▶ [Data]
>> Begin

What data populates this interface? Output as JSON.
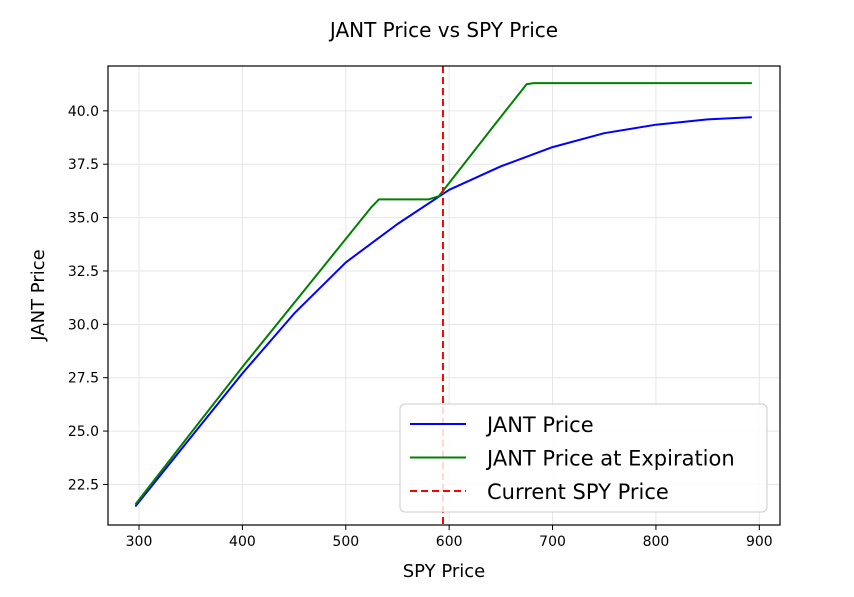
{
  "chart_data": {
    "type": "line",
    "title": "JANT Price vs SPY Price",
    "xlabel": "SPY Price",
    "ylabel": "JANT Price",
    "xlim": [
      270,
      920
    ],
    "ylim": [
      20.6,
      42.1
    ],
    "xticks": [
      300,
      400,
      500,
      600,
      700,
      800,
      900
    ],
    "yticks": [
      22.5,
      25.0,
      27.5,
      30.0,
      32.5,
      35.0,
      37.5,
      40.0
    ],
    "xtick_labels": [
      "300",
      "400",
      "500",
      "600",
      "700",
      "800",
      "900"
    ],
    "ytick_labels": [
      "22.5",
      "25.0",
      "27.5",
      "30.0",
      "32.5",
      "35.0",
      "37.5",
      "40.0"
    ],
    "grid": true,
    "legend_position": "lower-right",
    "series": [
      {
        "name": "JANT Price",
        "color": "#0000ff",
        "style": "solid",
        "x": [
          297,
          350,
          400,
          450,
          500,
          550,
          600,
          650,
          700,
          750,
          800,
          850,
          892
        ],
        "y": [
          21.5,
          24.7,
          27.7,
          30.5,
          32.9,
          34.7,
          36.3,
          37.4,
          38.3,
          38.95,
          39.35,
          39.6,
          39.7
        ]
      },
      {
        "name": "JANT Price at Expiration",
        "color": "#008000",
        "style": "solid",
        "x": [
          297,
          350,
          400,
          450,
          500,
          525,
          532,
          580,
          590,
          640,
          675,
          682,
          892
        ],
        "y": [
          21.6,
          24.9,
          28.0,
          31.0,
          34.0,
          35.5,
          35.85,
          35.85,
          36.0,
          39.1,
          41.25,
          41.3,
          41.3
        ]
      },
      {
        "name": "Current SPY Price",
        "color": "#ff0000",
        "style": "dashed",
        "type": "vline",
        "x": 594
      }
    ]
  }
}
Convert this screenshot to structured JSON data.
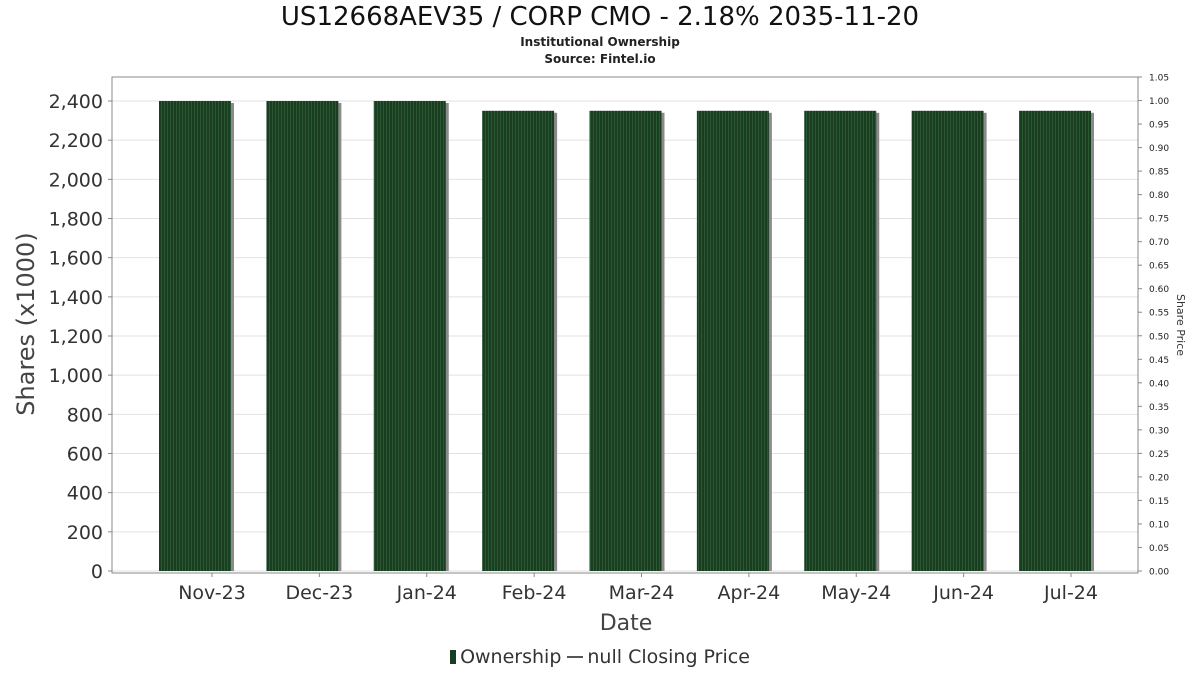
{
  "header": {
    "title": "US12668AEV35 / CORP CMO - 2.18% 2035-11-20",
    "subtitle": "Institutional Ownership",
    "source": "Source: Fintel.io"
  },
  "legend": {
    "ownership": "Ownership",
    "closing_price": "null Closing Price"
  },
  "colors": {
    "bar": "#1a3d22",
    "bar_shadow": "#8a8a8a",
    "grid": "#e2e2e2"
  },
  "chart_data": {
    "type": "bar",
    "title": "US12668AEV35 / CORP CMO - 2.18% 2035-11-20",
    "subtitle": "Institutional Ownership",
    "xlabel": "Date",
    "ylabel": "Shares (x1000)",
    "y2label": "Share Price",
    "categories": [
      "Nov-23",
      "Dec-23",
      "Jan-24",
      "Feb-24",
      "Mar-24",
      "Apr-24",
      "May-24",
      "Jun-24",
      "Jul-24"
    ],
    "series": [
      {
        "name": "Ownership",
        "values": [
          2400,
          2400,
          2400,
          2350,
          2350,
          2350,
          2350,
          2350,
          2350
        ]
      }
    ],
    "ylim": [
      0,
      2520
    ],
    "yticks": [
      0,
      200,
      400,
      600,
      800,
      1000,
      1200,
      1400,
      1600,
      1800,
      2000,
      2200,
      2400
    ],
    "ytick_labels": [
      "0",
      "200",
      "400",
      "600",
      "800",
      "1,000",
      "1,200",
      "1,400",
      "1,600",
      "1,800",
      "2,000",
      "2,200",
      "2,400"
    ],
    "y2lim": [
      0,
      1.05
    ],
    "y2ticks": [
      "0.00",
      "0.05",
      "0.10",
      "0.15",
      "0.20",
      "0.25",
      "0.30",
      "0.35",
      "0.40",
      "0.45",
      "0.50",
      "0.55",
      "0.60",
      "0.65",
      "0.70",
      "0.75",
      "0.80",
      "0.85",
      "0.90",
      "0.95",
      "1.00",
      "1.05"
    ],
    "grid": true,
    "legend_position": "bottom"
  }
}
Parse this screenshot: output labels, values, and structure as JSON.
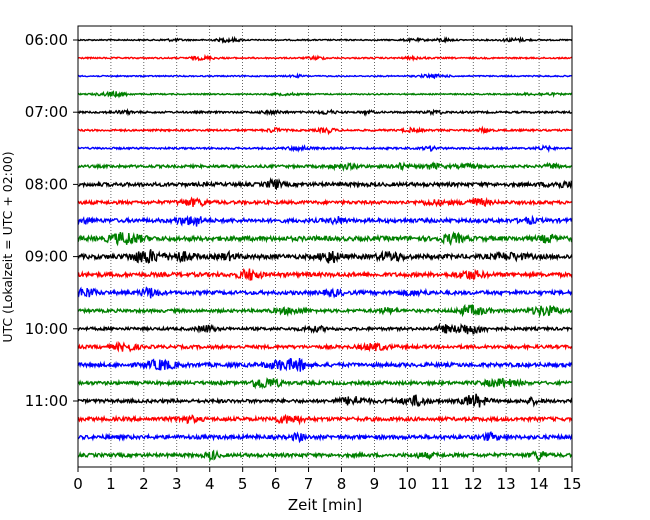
{
  "chart_data": {
    "type": "line",
    "title": "",
    "xlabel": "Zeit  [min]",
    "ylabel": "UTC (Lokalzeit = UTC + 02:00)",
    "xlim": [
      0,
      15
    ],
    "x_ticks": [
      "0",
      "1",
      "2",
      "3",
      "4",
      "5",
      "6",
      "7",
      "8",
      "9",
      "10",
      "11",
      "12",
      "13",
      "14",
      "15"
    ],
    "y_ticks": [
      "06:00",
      "07:00",
      "08:00",
      "09:00",
      "10:00",
      "11:00"
    ],
    "y_tick_rows": [
      0,
      4,
      8,
      12,
      16,
      20
    ],
    "grid": "vertical-dotted",
    "row_minutes": 15,
    "rows": [
      {
        "start": "06:00",
        "color": "#000000",
        "amp": 0.6
      },
      {
        "start": "06:15",
        "color": "#ff0000",
        "amp": 0.7
      },
      {
        "start": "06:30",
        "color": "#0000ff",
        "amp": 0.6
      },
      {
        "start": "06:45",
        "color": "#008000",
        "amp": 0.6
      },
      {
        "start": "07:00",
        "color": "#000000",
        "amp": 0.9
      },
      {
        "start": "07:15",
        "color": "#ff0000",
        "amp": 0.9
      },
      {
        "start": "07:30",
        "color": "#0000ff",
        "amp": 0.9
      },
      {
        "start": "07:45",
        "color": "#008000",
        "amp": 1.3
      },
      {
        "start": "08:00",
        "color": "#000000",
        "amp": 1.8
      },
      {
        "start": "08:15",
        "color": "#ff0000",
        "amp": 1.6
      },
      {
        "start": "08:30",
        "color": "#0000ff",
        "amp": 1.9
      },
      {
        "start": "08:45",
        "color": "#008000",
        "amp": 2.2
      },
      {
        "start": "09:00",
        "color": "#000000",
        "amp": 2.2
      },
      {
        "start": "09:15",
        "color": "#ff0000",
        "amp": 2.0
      },
      {
        "start": "09:30",
        "color": "#0000ff",
        "amp": 1.8
      },
      {
        "start": "09:45",
        "color": "#008000",
        "amp": 1.5
      },
      {
        "start": "10:00",
        "color": "#000000",
        "amp": 1.4
      },
      {
        "start": "10:15",
        "color": "#ff0000",
        "amp": 1.6
      },
      {
        "start": "10:30",
        "color": "#0000ff",
        "amp": 1.9
      },
      {
        "start": "10:45",
        "color": "#008000",
        "amp": 1.6
      },
      {
        "start": "11:00",
        "color": "#000000",
        "amp": 1.6
      },
      {
        "start": "11:15",
        "color": "#ff0000",
        "amp": 1.8
      },
      {
        "start": "11:30",
        "color": "#0000ff",
        "amp": 1.9
      },
      {
        "start": "11:45",
        "color": "#008000",
        "amp": 1.7
      }
    ]
  }
}
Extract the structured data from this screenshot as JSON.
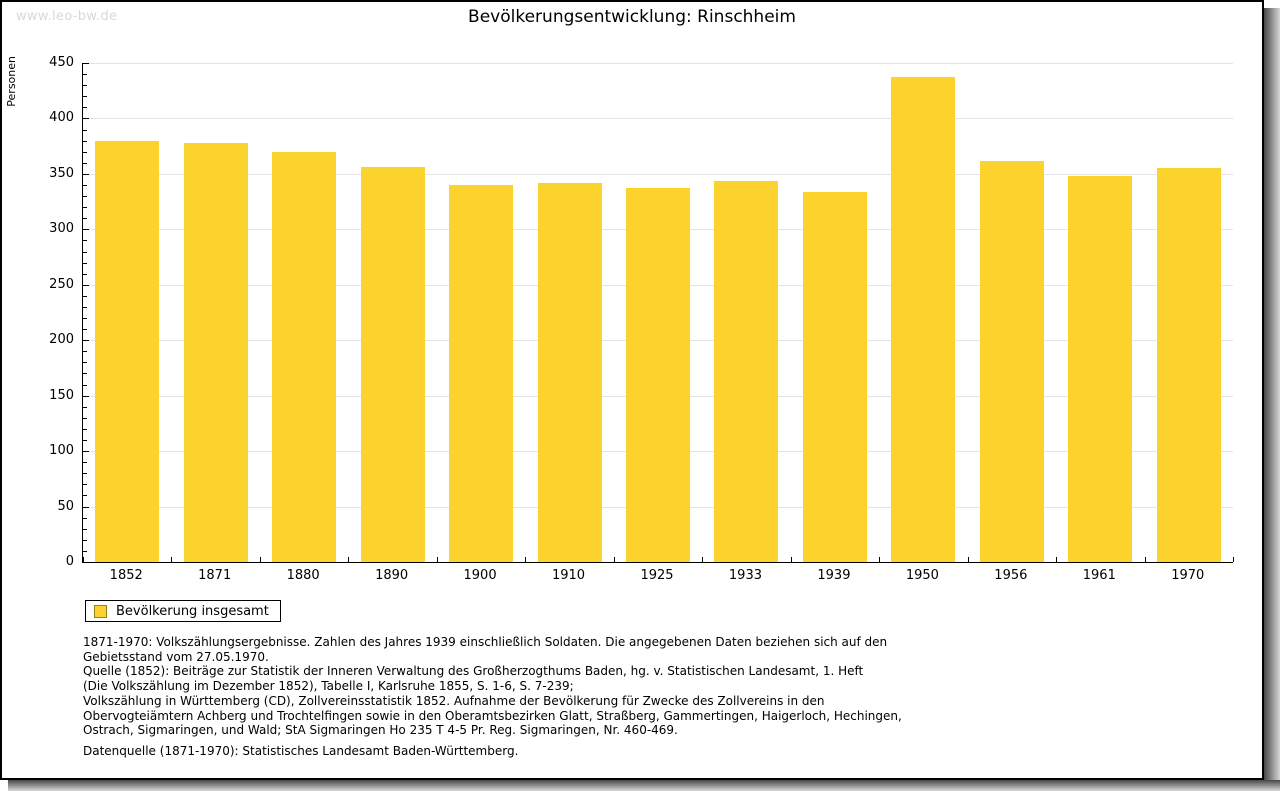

>> End

▶ [Task]
Search the data for the string "ylabel". List each line that has it.

▶ [Expected answer]
    "ylabel": "JANT Price",
    "ylabel": "Shares (x1000)",
    "ylabel": "UTC (Lokalzeit = UTC + 02:00)",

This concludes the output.